■ **Goal**: Every entry below should be printed exactly, without its images.

■ **The records**:
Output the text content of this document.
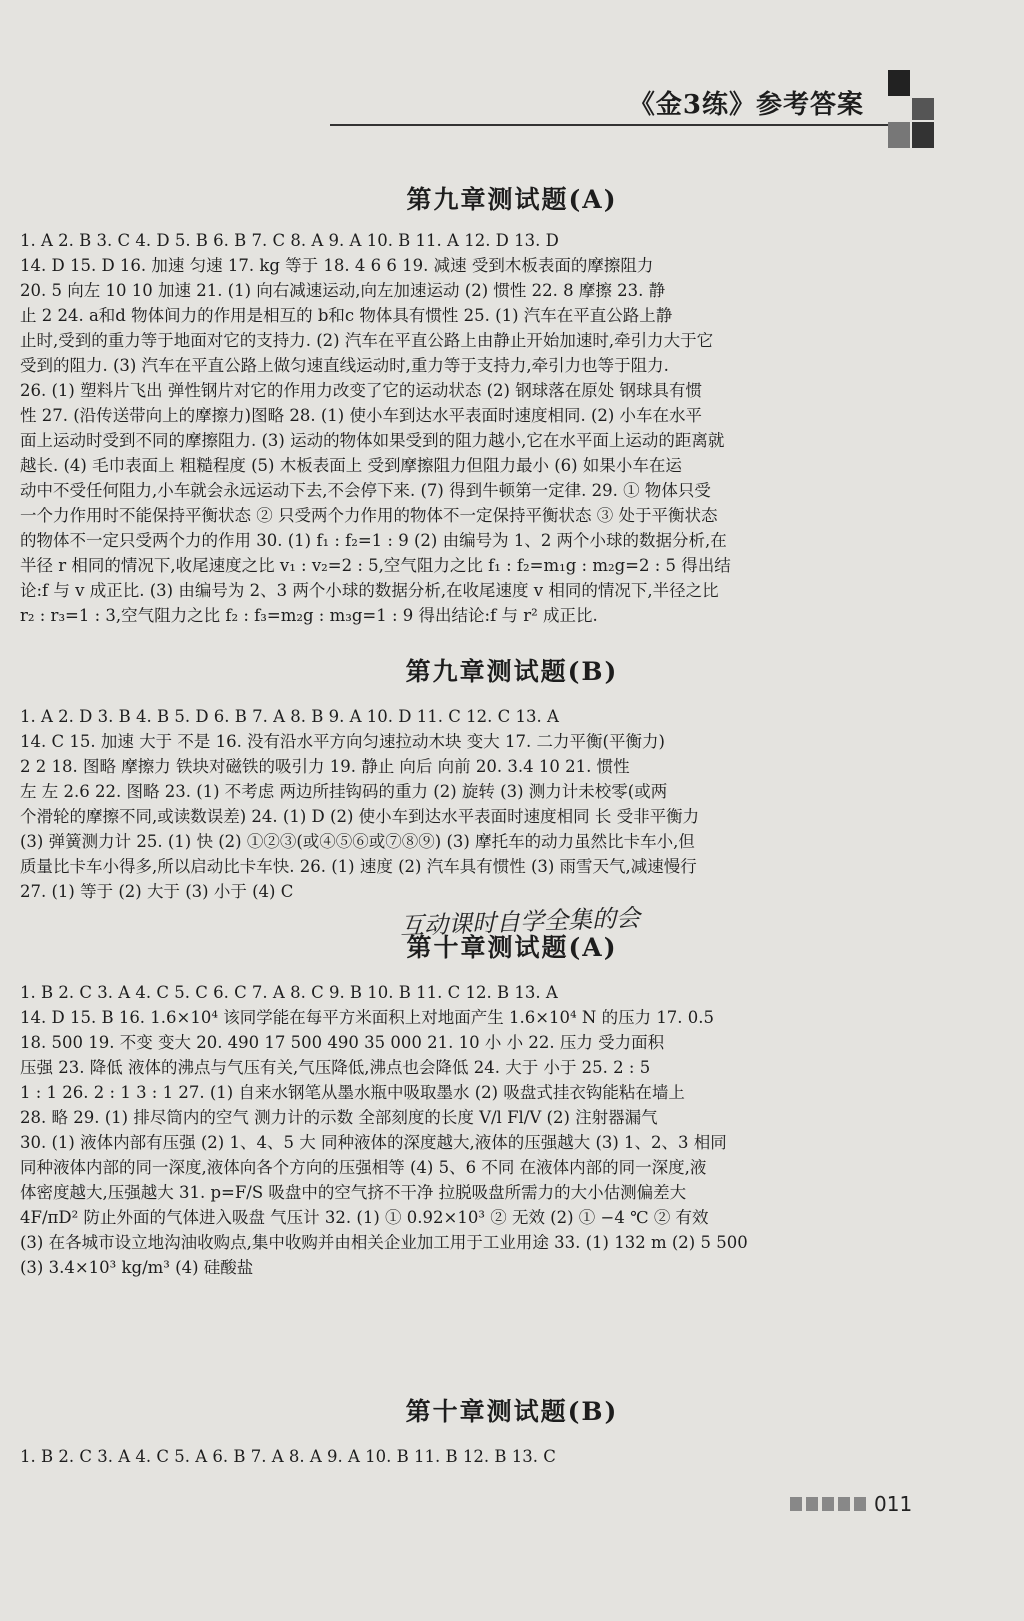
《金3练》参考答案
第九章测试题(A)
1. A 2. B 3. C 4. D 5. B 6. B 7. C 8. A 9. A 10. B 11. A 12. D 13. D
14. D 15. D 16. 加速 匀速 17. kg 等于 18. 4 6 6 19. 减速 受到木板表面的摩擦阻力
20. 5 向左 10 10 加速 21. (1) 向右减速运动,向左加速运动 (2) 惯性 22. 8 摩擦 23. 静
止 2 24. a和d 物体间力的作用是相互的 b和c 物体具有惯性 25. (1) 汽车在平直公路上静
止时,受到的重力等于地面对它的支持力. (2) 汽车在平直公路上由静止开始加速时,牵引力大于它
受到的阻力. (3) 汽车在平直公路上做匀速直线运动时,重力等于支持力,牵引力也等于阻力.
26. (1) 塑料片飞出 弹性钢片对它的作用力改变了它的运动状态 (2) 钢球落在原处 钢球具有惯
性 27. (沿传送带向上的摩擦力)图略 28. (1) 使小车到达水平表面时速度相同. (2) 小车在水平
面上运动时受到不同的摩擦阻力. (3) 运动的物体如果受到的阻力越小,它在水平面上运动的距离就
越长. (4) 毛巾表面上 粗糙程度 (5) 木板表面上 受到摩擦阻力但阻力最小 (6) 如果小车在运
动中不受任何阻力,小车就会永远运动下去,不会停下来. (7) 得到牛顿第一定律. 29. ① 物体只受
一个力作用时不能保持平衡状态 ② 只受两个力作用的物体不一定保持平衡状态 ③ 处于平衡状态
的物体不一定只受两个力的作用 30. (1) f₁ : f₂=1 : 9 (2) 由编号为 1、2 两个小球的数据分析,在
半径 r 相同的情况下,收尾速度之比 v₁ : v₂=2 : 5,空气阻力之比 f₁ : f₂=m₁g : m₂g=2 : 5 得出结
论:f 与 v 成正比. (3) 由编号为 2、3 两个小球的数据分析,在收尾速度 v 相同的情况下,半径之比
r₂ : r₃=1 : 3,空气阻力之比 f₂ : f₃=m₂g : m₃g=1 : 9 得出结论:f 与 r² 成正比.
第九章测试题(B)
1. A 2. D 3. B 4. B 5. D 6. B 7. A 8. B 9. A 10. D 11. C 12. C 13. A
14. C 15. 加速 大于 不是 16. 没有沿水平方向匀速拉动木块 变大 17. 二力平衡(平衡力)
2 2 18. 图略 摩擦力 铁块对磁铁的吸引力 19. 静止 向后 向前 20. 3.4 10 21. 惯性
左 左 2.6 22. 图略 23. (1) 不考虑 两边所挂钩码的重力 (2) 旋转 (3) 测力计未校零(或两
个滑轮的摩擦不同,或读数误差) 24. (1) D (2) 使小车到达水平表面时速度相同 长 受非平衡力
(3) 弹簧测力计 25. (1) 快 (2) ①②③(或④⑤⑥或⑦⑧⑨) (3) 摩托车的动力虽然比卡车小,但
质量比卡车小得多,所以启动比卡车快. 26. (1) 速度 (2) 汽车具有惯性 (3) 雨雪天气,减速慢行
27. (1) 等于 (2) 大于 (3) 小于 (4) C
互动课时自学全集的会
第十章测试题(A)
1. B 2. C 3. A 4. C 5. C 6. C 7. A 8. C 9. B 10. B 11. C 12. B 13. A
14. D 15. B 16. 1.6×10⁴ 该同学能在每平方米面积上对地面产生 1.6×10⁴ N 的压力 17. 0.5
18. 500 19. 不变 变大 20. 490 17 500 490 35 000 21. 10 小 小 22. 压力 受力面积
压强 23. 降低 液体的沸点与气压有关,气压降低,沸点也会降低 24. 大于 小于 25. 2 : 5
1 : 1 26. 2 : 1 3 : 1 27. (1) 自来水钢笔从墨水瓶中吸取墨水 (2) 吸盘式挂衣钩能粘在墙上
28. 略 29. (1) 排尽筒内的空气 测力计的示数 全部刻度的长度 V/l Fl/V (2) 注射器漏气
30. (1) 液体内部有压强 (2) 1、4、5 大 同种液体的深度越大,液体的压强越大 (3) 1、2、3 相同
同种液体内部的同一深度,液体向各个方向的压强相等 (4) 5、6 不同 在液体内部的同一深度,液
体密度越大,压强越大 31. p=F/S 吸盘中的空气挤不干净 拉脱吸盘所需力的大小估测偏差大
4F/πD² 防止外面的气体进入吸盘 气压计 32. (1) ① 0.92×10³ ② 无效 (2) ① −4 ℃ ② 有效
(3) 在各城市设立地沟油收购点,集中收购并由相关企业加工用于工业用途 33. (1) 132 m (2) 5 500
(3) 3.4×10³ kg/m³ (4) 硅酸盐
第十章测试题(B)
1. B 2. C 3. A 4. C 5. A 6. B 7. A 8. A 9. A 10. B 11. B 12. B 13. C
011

■ **Finished exercise**:
Output the text content of this document.
《金3练》参考答案
第九章测试题(A)
1. A 2. B 3. C 4. D 5. B 6. B 7. C 8. A 9. A 10. B 11. A 12. D 13. D
14. D 15. D 16. 加速 匀速 17. kg 等于 18. 4 6 6 19. 减速 受到木板表面的摩擦阻力
20. 5 向左 10 10 加速 21. (1) 向右减速运动,向左加速运动 (2) 惯性 22. 8 摩擦 23. 静
止 2 24. a和d 物体间力的作用是相互的 b和c 物体具有惯性 25. (1) 汽车在平直公路上静
止时,受到的重力等于地面对它的支持力. (2) 汽车在平直公路上由静止开始加速时,牵引力大于它
受到的阻力. (3) 汽车在平直公路上做匀速直线运动时,重力等于支持力,牵引力也等于阻力.
26. (1) 塑料片飞出 弹性钢片对它的作用力改变了它的运动状态 (2) 钢球落在原处 钢球具有惯
性 27. (沿传送带向上的摩擦力)图略 28. (1) 使小车到达水平表面时速度相同. (2) 小车在水平
面上运动时受到不同的摩擦阻力. (3) 运动的物体如果受到的阻力越小,它在水平面上运动的距离就
越长. (4) 毛巾表面上 粗糙程度 (5) 木板表面上 受到摩擦阻力但阻力最小 (6) 如果小车在运
动中不受任何阻力,小车就会永远运动下去,不会停下来. (7) 得到牛顿第一定律. 29. ① 物体只受
一个力作用时不能保持平衡状态 ② 只受两个力作用的物体不一定保持平衡状态 ③ 处于平衡状态
的物体不一定只受两个力的作用 30. (1) f₁ : f₂=1 : 9 (2) 由编号为 1、2 两个小球的数据分析,在
半径 r 相同的情况下,收尾速度之比 v₁ : v₂=2 : 5,空气阻力之比 f₁ : f₂=m₁g : m₂g=2 : 5 得出结
论:f 与 v 成正比. (3) 由编号为 2、3 两个小球的数据分析,在收尾速度 v 相同的情况下,半径之比
r₂ : r₃=1 : 3,空气阻力之比 f₂ : f₃=m₂g : m₃g=1 : 9 得出结论:f 与 r² 成正比.
第九章测试题(B)
1. A 2. D 3. B 4. B 5. D 6. B 7. A 8. B 9. A 10. D 11. C 12. C 13. A
14. C 15. 加速 大于 不是 16. 没有沿水平方向匀速拉动木块 变大 17. 二力平衡(平衡力)
2 2 18. 图略 摩擦力 铁块对磁铁的吸引力 19. 静止 向后 向前 20. 3.4 10 21. 惯性
左 左 2.6 22. 图略 23. (1) 不考虑 两边所挂钩码的重力 (2) 旋转 (3) 测力计未校零(或两
个滑轮的摩擦不同,或读数误差) 24. (1) D (2) 使小车到达水平表面时速度相同 长 受非平衡力
(3) 弹簧测力计 25. (1) 快 (2) ①②③(或④⑤⑥或⑦⑧⑨) (3) 摩托车的动力虽然比卡车小,但
质量比卡车小得多,所以启动比卡车快. 26. (1) 速度 (2) 汽车具有惯性 (3) 雨雪天气,减速慢行
27. (1) 等于 (2) 大于 (3) 小于 (4) C
互动课时自学全集的会
第十章测试题(A)
1. B 2. C 3. A 4. C 5. C 6. C 7. A 8. C 9. B 10. B 11. C 12. B 13. A
14. D 15. B 16. 1.6×10⁴ 该同学能在每平方米面积上对地面产生 1.6×10⁴ N 的压力 17. 0.5
18. 500 19. 不变 变大 20. 490 17 500 490 35 000 21. 10 小 小 22. 压力 受力面积
压强 23. 降低 液体的沸点与气压有关,气压降低,沸点也会降低 24. 大于 小于 25. 2 : 5
1 : 1 26. 2 : 1 3 : 1 27. (1) 自来水钢笔从墨水瓶中吸取墨水 (2) 吸盘式挂衣钩能粘在墙上
28. 略 29. (1) 排尽筒内的空气 测力计的示数 全部刻度的长度 V/l Fl/V (2) 注射器漏气
30. (1) 液体内部有压强 (2) 1、4、5 大 同种液体的深度越大,液体的压强越大 (3) 1、2、3 相同
同种液体内部的同一深度,液体向各个方向的压强相等 (4) 5、6 不同 在液体内部的同一深度,液
体密度越大,压强越大 31. p=F/S 吸盘中的空气挤不干净 拉脱吸盘所需力的大小估测偏差大
4F/πD² 防止外面的气体进入吸盘 气压计 32. (1) ① 0.92×10³ ② 无效 (2) ① −4 ℃ ② 有效
(3) 在各城市设立地沟油收购点,集中收购并由相关企业加工用于工业用途 33. (1) 132 m (2) 5 500
(3) 3.4×10³ kg/m³ (4) 硅酸盐
第十章测试题(B)
1. B 2. C 3. A 4. C 5. A 6. B 7. A 8. A 9. A 10. B 11. B 12. B 13. C
011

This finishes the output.